**Your instructions:** Extract each line bearing the word "text".

**Records provided:**
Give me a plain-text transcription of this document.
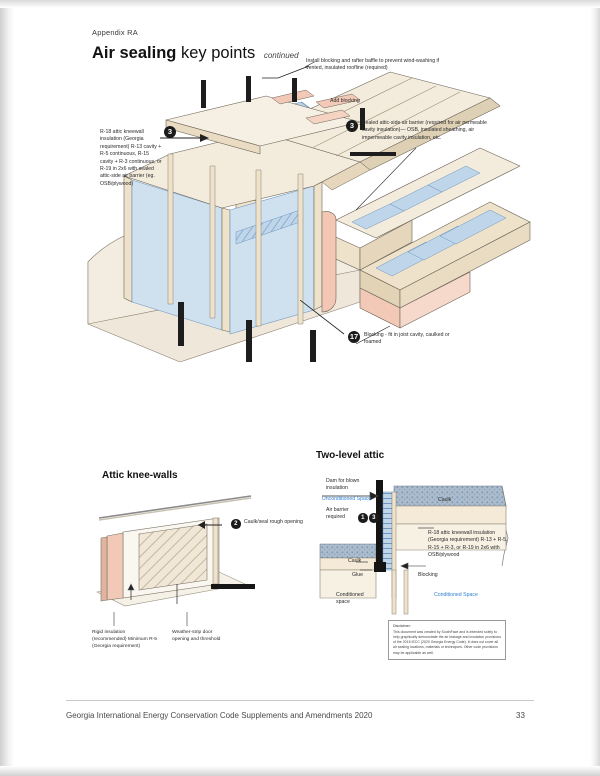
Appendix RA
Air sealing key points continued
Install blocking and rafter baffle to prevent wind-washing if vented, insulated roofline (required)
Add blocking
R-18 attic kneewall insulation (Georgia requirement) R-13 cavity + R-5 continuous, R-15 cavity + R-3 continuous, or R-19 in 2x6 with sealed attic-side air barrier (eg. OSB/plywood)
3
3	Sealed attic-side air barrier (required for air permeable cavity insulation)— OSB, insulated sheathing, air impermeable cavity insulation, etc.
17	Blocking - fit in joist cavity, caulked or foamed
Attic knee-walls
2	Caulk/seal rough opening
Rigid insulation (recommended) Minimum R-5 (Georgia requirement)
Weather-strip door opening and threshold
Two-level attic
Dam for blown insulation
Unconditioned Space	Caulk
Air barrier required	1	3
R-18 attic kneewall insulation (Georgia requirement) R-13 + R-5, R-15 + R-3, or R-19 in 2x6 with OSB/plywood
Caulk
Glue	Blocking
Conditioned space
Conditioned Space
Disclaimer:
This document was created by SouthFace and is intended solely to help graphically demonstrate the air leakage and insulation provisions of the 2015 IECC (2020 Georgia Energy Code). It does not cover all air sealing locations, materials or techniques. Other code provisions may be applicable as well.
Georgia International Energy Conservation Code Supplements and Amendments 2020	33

==

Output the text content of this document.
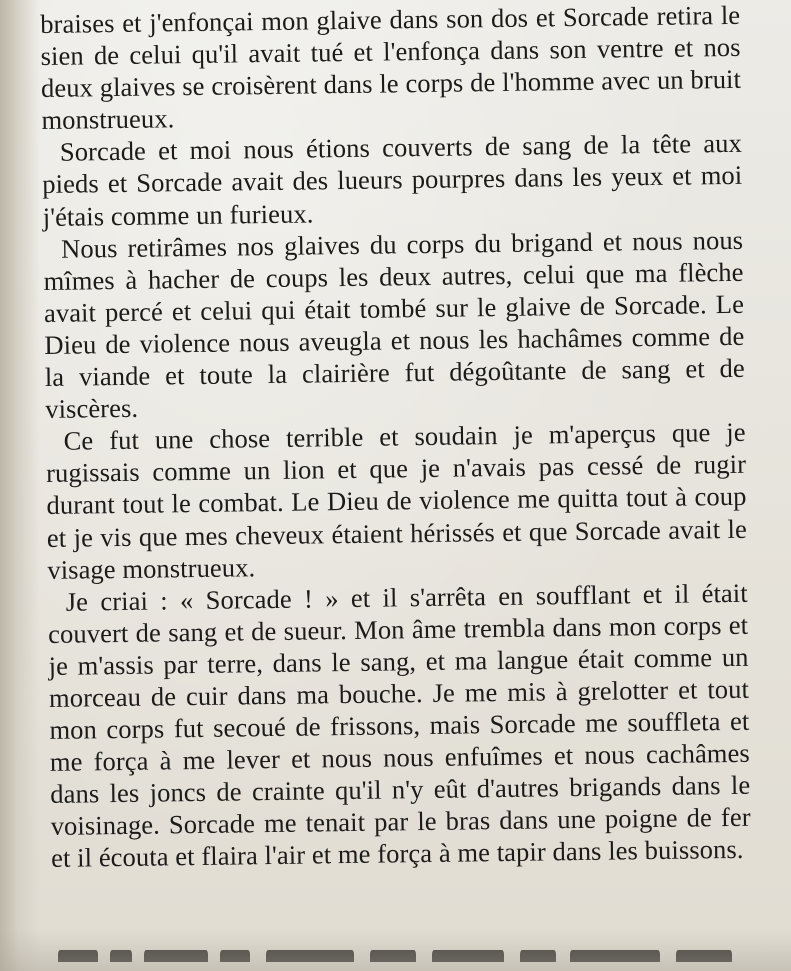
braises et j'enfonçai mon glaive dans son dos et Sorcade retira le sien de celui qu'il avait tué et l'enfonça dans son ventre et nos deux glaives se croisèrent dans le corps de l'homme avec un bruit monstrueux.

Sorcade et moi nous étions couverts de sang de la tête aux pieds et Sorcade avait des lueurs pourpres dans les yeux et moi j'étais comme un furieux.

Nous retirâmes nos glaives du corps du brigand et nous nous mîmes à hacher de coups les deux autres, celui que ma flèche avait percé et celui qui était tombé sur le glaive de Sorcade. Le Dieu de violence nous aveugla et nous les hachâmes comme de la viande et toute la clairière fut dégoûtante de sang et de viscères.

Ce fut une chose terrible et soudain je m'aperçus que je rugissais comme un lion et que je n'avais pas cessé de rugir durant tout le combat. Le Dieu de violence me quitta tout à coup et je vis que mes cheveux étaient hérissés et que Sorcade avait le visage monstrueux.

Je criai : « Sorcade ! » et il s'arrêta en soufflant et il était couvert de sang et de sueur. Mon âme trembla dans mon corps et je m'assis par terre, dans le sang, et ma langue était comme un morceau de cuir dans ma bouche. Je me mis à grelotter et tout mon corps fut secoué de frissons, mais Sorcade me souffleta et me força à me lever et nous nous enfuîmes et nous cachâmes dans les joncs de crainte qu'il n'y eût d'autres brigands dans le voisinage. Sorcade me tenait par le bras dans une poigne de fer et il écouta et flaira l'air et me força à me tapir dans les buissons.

==

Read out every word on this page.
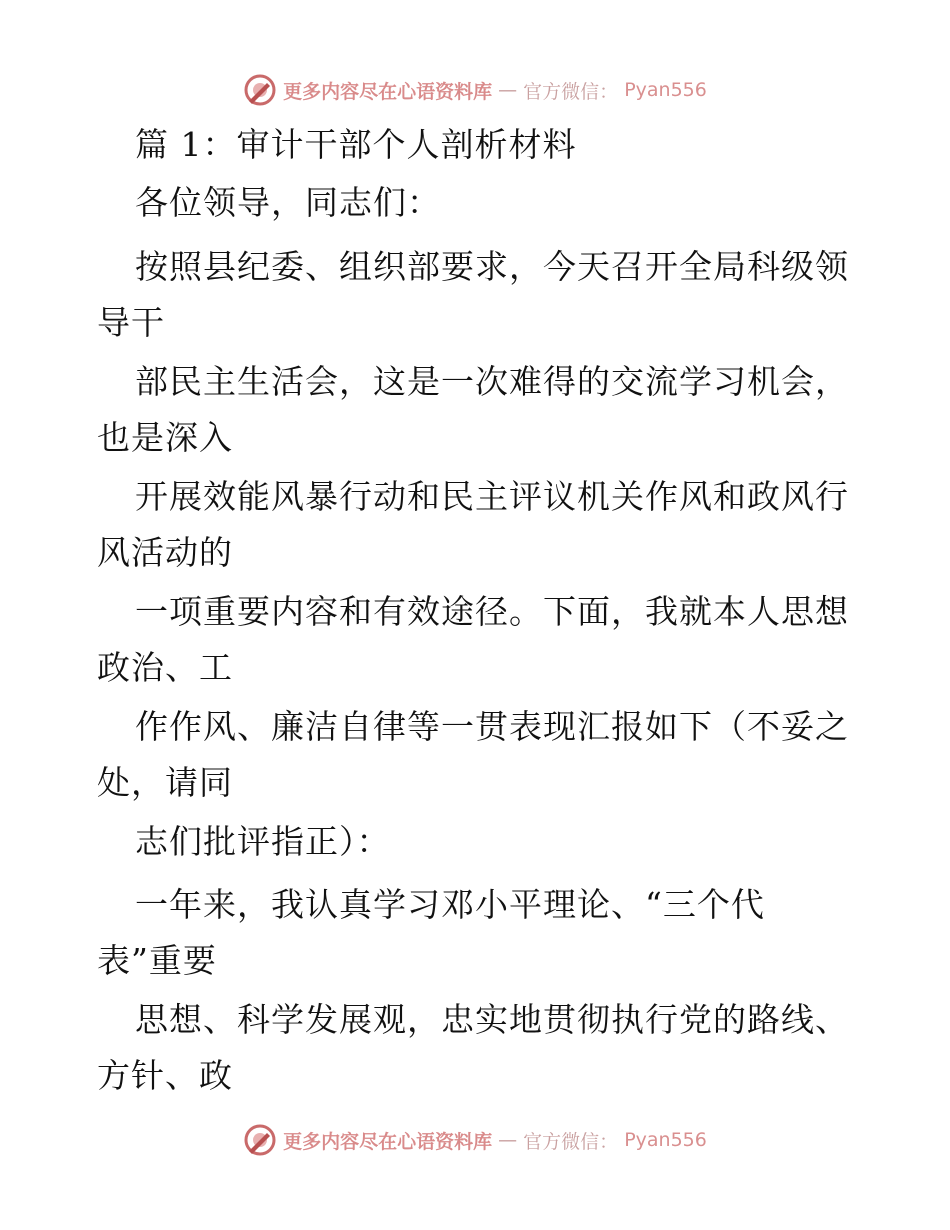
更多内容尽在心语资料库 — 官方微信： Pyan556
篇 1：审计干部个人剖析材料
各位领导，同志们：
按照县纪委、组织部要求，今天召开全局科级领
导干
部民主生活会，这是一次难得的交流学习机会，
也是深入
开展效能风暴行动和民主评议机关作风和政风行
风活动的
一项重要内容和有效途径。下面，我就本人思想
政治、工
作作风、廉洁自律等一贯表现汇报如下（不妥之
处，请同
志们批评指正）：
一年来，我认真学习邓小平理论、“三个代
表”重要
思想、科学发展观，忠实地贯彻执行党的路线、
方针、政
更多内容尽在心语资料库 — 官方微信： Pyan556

**Solution for this task:**
Give me a plain-text transcription of this document.
Output the text content of this document.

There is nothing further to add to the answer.